# start of RECORDED INFORMATION
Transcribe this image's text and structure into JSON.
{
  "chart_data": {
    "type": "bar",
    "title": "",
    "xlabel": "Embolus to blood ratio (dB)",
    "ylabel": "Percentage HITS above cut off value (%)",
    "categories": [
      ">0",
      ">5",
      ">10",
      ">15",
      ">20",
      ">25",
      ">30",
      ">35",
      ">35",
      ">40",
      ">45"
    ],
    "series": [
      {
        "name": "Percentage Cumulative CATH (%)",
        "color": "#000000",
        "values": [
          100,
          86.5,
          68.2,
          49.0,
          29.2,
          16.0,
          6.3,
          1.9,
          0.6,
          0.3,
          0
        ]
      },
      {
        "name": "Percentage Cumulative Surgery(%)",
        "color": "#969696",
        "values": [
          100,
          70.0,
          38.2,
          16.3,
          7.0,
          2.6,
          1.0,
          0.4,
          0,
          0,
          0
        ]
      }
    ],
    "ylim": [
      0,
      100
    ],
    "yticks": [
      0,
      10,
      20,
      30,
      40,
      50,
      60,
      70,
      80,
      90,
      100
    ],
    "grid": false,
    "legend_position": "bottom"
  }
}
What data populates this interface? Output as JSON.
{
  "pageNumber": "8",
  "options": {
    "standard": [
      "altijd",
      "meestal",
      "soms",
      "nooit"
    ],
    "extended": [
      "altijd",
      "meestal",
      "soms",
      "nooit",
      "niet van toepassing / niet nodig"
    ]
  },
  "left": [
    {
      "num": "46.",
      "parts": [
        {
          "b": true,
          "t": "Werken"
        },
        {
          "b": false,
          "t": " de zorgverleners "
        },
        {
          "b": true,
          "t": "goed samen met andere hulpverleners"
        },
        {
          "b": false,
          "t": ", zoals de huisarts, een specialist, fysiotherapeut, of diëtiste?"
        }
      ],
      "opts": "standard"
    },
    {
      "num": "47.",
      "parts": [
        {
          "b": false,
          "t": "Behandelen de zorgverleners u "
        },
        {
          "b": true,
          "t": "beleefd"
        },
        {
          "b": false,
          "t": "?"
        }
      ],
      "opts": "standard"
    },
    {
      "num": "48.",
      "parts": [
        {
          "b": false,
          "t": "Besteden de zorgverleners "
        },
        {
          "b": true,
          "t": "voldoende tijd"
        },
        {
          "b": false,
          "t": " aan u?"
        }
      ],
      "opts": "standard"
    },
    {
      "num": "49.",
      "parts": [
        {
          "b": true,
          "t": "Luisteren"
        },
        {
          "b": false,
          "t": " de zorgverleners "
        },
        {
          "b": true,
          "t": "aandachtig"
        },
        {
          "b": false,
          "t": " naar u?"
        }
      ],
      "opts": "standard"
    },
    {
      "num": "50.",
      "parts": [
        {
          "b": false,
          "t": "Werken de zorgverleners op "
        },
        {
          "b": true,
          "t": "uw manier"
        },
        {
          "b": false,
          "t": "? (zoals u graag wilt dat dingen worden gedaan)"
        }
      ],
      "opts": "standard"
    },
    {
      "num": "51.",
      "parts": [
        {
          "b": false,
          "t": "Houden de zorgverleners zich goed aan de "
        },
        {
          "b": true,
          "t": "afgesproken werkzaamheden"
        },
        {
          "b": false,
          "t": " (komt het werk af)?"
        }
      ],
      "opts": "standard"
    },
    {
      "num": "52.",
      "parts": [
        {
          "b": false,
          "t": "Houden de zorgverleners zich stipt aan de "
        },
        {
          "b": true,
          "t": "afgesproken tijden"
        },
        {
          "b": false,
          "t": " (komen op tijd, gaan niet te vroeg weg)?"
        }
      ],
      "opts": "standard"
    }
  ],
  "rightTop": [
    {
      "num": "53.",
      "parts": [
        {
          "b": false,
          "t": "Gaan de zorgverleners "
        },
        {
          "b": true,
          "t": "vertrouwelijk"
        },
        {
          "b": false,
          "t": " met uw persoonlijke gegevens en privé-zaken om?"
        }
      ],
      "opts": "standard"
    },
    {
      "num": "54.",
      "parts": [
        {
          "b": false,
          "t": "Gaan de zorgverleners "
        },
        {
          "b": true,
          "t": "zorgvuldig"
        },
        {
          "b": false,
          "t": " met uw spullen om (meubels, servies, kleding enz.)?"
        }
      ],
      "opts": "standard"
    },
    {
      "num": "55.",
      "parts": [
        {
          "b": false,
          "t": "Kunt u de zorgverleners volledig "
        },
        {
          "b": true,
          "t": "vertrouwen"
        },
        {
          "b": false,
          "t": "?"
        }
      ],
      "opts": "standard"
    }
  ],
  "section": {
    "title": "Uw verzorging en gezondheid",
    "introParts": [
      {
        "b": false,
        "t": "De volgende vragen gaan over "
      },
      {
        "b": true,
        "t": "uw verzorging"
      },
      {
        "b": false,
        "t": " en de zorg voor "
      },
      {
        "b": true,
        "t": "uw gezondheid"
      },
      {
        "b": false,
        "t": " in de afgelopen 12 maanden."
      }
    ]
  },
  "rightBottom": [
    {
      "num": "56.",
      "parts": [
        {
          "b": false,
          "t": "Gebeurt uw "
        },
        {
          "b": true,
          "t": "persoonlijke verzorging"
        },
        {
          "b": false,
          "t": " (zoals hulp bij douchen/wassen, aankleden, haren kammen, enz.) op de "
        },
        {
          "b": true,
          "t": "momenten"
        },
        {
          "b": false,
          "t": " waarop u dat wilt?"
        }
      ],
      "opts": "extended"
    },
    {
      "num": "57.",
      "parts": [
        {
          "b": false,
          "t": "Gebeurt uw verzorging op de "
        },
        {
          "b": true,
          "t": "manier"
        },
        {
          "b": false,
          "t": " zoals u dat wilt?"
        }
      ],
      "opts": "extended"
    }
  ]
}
# end of RECORDED INFORMATION
> **CHALLENGE**
Copy out each line of the data where the string "gezondheid" appears.

> **OUTPUT OF THE EXERCISE**
    "title": "Uw verzorging en gezondheid",
        "t": "uw gezondheid"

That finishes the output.